STATED TASK: Search the data for the word "enabled" and copy every line where it occurs.

─── AVAILABLE DATA ───

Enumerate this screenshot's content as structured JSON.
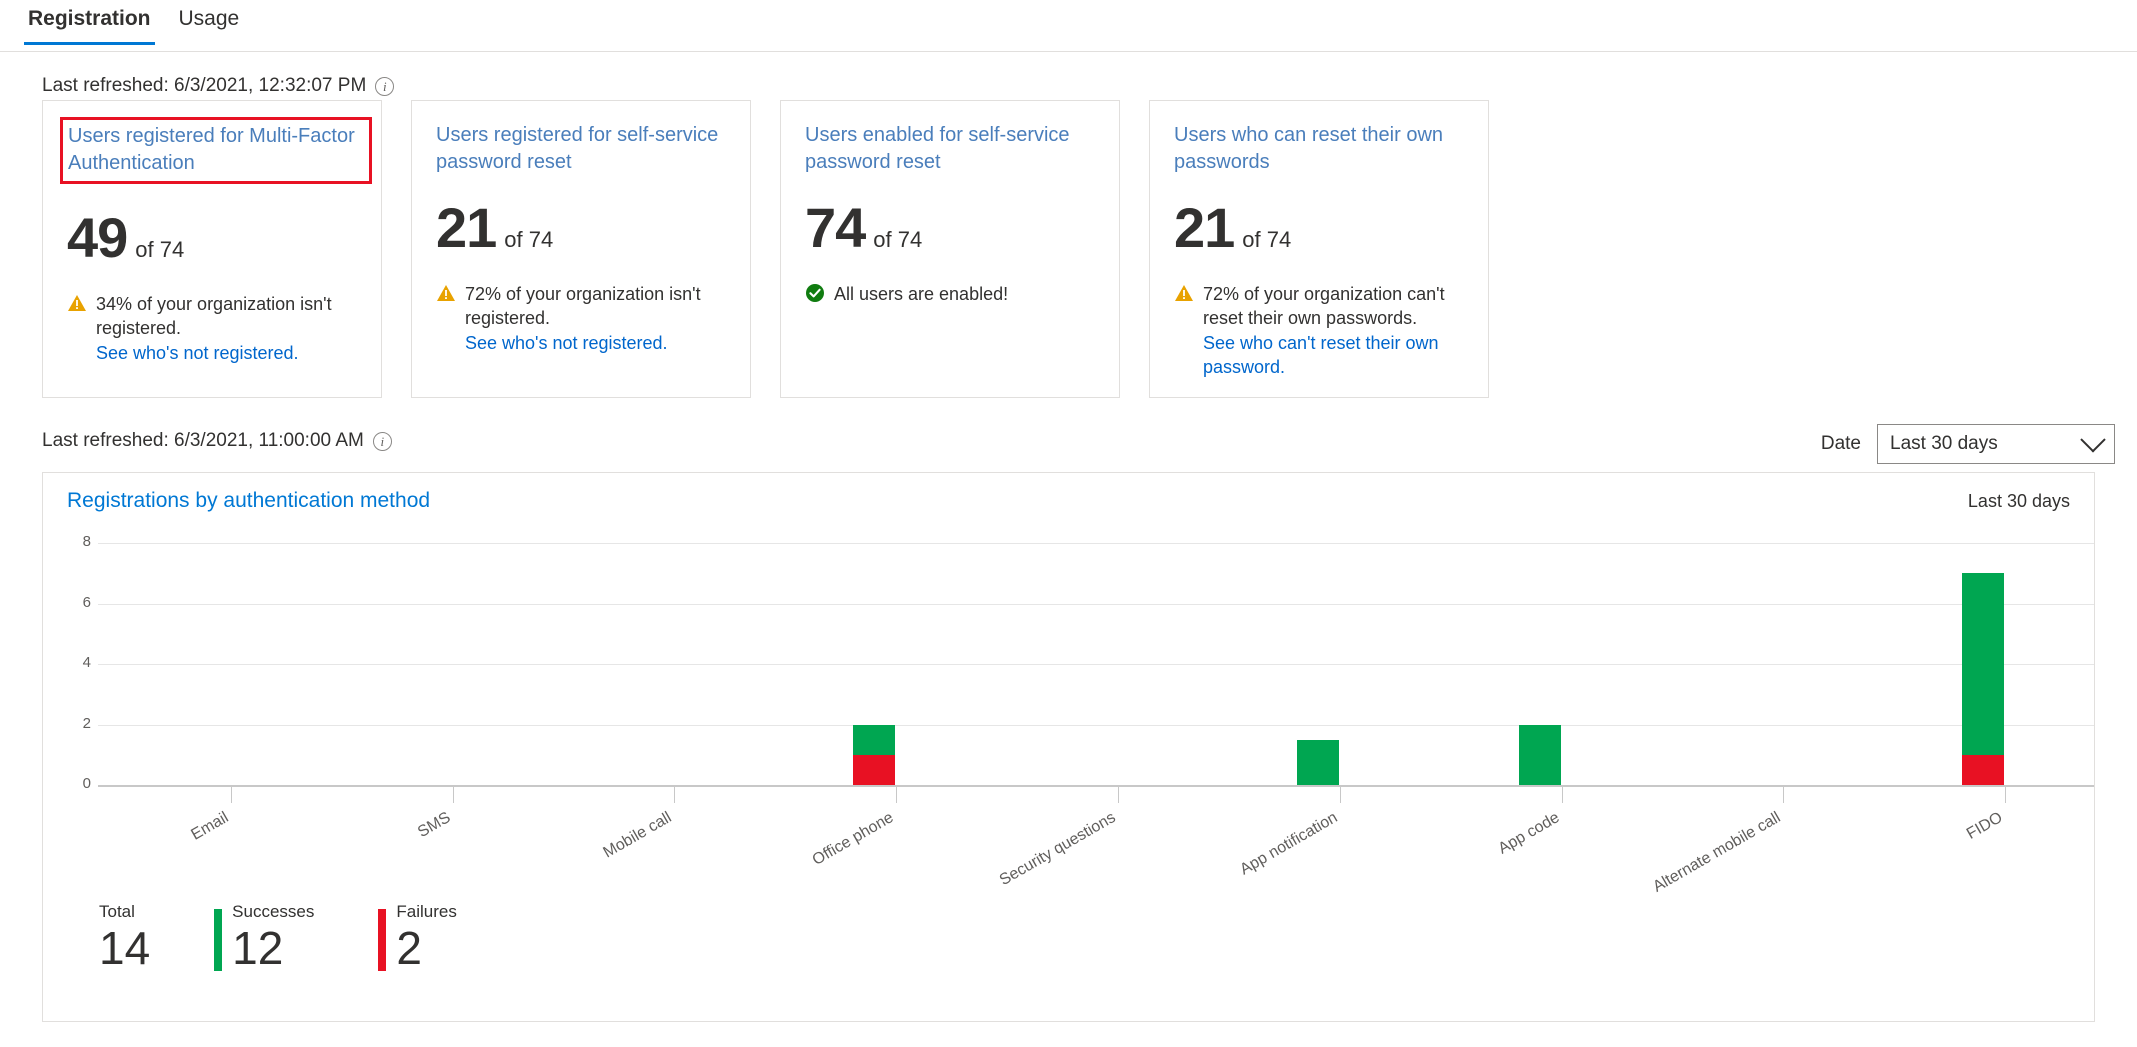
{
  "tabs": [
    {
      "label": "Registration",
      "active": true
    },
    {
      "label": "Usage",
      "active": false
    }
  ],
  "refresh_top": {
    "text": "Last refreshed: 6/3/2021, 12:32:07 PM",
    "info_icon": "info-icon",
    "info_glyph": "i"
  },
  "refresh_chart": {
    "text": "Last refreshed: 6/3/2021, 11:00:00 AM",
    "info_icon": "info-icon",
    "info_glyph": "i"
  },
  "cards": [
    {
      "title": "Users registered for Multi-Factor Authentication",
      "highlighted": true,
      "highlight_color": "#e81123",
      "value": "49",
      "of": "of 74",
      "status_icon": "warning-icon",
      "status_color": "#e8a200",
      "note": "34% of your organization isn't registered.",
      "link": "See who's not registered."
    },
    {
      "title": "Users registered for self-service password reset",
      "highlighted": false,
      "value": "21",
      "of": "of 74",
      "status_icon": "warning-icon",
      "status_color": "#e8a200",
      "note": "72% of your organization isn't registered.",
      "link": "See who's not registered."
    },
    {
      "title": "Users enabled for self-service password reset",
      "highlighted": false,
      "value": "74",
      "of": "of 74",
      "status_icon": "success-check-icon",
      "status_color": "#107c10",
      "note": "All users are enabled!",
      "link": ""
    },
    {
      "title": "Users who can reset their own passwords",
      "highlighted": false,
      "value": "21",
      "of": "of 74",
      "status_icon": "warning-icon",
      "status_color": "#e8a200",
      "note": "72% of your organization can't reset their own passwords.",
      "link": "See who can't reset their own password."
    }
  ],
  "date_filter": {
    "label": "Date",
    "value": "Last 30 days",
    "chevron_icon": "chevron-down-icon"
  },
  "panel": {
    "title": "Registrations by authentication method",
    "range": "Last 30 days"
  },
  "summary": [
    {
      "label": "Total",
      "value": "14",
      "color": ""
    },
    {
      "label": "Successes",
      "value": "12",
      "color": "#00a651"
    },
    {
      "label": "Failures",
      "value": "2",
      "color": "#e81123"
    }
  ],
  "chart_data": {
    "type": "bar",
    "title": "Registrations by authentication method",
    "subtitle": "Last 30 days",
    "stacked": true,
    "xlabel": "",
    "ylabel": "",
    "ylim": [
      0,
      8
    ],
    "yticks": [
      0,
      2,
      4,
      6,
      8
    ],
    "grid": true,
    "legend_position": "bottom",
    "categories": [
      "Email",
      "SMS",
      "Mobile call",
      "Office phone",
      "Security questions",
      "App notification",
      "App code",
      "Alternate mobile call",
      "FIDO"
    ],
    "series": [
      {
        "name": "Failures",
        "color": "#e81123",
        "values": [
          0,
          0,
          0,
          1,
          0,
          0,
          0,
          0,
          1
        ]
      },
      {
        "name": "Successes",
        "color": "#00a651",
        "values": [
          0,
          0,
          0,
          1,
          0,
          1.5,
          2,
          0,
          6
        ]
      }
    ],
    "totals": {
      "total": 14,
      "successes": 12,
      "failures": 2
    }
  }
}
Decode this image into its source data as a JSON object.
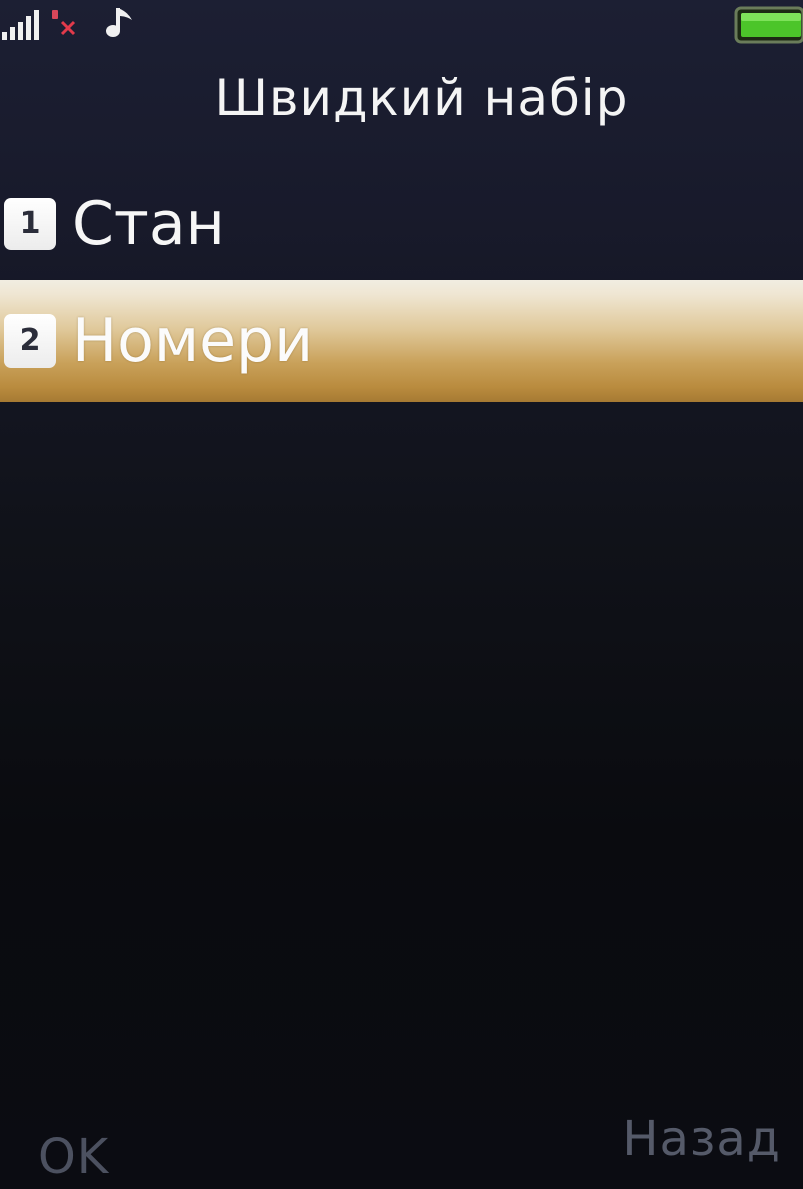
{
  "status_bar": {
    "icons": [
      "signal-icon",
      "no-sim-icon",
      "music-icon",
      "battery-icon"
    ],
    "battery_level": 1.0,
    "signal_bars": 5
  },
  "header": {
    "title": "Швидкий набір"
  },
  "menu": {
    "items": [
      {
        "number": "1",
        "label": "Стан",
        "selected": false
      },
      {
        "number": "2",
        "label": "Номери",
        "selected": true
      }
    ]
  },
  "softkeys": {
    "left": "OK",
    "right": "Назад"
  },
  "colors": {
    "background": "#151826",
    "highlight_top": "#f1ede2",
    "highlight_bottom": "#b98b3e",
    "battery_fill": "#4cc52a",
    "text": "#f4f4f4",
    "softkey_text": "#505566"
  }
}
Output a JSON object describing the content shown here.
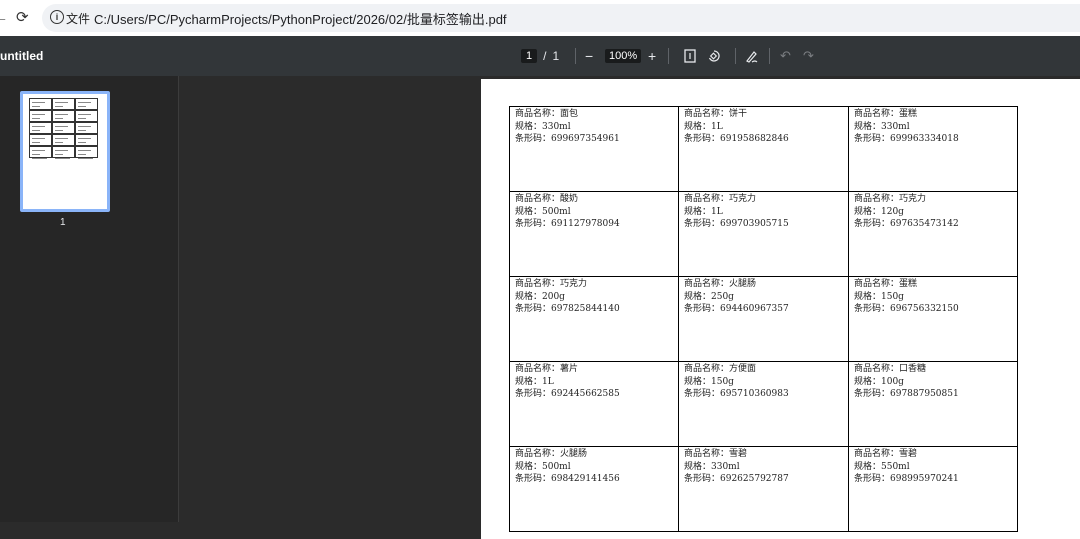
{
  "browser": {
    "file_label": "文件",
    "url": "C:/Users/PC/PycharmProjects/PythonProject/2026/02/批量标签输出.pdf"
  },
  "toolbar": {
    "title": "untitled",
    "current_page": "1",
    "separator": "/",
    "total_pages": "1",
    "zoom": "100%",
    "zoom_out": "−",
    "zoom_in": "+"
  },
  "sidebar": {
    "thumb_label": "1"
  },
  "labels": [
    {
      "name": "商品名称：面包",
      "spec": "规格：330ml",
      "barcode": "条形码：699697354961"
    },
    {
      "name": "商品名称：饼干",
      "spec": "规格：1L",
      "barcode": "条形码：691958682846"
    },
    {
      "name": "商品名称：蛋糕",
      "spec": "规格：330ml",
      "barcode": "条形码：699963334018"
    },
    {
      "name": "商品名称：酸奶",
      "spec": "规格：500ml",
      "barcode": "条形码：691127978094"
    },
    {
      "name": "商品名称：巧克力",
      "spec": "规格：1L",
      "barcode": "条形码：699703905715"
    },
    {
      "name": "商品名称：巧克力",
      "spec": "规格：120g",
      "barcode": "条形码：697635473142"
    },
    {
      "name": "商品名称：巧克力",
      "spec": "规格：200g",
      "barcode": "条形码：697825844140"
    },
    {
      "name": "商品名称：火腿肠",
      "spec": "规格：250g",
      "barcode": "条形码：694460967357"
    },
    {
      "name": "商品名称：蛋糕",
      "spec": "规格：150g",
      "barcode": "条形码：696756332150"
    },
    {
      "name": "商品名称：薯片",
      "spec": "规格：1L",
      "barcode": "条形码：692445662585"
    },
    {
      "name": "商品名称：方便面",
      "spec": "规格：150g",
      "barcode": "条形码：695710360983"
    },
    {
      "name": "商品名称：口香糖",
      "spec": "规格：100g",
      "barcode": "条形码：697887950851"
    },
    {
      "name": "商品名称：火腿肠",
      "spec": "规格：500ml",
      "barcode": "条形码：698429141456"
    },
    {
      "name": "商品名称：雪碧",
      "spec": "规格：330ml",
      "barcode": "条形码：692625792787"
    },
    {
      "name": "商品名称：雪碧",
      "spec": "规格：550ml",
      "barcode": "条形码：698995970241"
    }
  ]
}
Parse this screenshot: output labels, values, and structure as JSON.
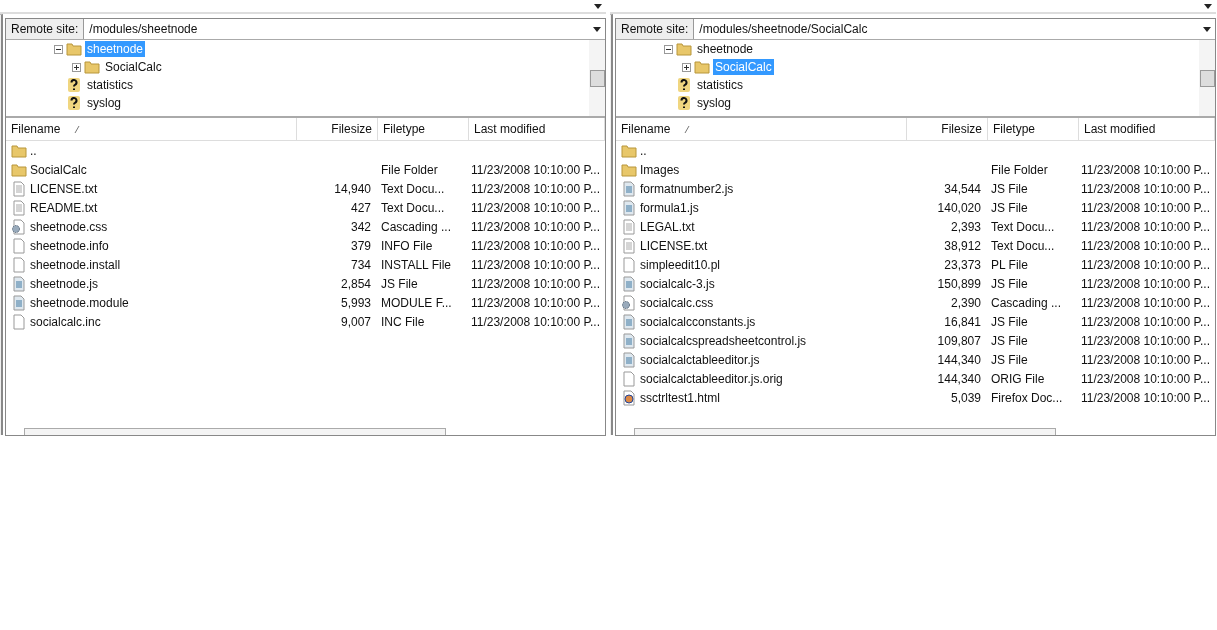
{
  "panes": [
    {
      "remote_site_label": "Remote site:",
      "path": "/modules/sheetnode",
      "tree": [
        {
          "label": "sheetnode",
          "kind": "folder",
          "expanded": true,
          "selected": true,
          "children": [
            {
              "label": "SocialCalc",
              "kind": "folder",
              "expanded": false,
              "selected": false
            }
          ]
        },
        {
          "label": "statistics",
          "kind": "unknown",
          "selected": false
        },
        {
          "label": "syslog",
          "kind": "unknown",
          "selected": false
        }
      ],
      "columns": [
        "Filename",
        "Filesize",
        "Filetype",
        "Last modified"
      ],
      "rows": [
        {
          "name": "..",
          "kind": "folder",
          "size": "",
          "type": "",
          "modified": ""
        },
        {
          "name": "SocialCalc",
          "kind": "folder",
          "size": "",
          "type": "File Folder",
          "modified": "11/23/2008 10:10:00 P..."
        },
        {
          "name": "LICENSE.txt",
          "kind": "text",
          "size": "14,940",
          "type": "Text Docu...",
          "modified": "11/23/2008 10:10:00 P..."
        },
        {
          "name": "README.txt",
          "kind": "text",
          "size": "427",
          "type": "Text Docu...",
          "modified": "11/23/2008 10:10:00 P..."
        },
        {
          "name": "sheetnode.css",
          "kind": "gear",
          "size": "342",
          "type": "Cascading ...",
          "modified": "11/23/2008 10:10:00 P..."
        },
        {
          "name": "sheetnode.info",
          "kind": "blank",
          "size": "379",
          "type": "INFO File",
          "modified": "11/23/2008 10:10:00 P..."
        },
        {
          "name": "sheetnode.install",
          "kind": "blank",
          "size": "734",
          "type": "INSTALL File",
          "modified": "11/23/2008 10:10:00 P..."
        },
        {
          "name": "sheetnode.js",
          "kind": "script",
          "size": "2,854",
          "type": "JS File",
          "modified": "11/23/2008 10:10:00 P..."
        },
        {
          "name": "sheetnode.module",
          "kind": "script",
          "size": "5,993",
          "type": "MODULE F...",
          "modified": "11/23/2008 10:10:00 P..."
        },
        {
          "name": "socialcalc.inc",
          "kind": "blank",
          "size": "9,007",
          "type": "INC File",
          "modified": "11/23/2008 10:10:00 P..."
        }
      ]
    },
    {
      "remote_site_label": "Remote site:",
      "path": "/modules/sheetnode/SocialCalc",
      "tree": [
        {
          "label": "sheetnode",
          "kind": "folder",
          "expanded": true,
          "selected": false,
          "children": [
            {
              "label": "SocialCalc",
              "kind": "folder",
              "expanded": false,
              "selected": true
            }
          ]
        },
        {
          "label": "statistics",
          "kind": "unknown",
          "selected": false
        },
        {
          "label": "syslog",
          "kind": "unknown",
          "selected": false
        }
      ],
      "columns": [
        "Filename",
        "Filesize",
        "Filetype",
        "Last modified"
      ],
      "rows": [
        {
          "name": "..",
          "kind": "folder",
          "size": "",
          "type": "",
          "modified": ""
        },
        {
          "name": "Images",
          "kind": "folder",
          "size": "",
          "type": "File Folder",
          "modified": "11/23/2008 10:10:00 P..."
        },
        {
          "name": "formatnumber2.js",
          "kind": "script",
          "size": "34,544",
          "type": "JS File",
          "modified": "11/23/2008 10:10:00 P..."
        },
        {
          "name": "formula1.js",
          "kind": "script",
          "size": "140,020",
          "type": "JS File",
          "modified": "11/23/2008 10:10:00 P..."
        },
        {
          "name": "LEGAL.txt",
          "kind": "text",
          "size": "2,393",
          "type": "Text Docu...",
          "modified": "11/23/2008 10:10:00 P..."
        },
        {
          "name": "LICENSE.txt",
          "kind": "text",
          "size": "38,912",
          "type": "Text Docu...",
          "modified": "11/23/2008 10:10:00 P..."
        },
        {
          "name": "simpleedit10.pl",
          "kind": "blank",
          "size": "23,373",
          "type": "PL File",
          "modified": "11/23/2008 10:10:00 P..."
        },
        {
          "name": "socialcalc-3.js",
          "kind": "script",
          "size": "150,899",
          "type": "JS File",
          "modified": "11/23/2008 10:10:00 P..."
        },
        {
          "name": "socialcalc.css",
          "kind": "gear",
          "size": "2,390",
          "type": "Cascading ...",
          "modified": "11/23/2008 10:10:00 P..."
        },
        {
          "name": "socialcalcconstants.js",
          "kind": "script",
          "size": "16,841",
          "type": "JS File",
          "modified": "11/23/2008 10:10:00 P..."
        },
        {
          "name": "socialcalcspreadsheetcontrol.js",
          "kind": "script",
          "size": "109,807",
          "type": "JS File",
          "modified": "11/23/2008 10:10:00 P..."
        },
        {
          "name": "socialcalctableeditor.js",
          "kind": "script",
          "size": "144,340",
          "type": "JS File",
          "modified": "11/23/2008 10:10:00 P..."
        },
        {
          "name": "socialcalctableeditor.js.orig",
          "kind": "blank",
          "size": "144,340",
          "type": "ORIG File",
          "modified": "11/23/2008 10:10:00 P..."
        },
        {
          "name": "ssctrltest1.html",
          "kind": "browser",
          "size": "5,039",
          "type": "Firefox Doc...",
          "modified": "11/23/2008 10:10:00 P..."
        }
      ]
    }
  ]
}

───

RESULT FOR THIS EXERCISE:
      "title": "Users enabled for self-service password reset",
      "note": "All users are enabled!",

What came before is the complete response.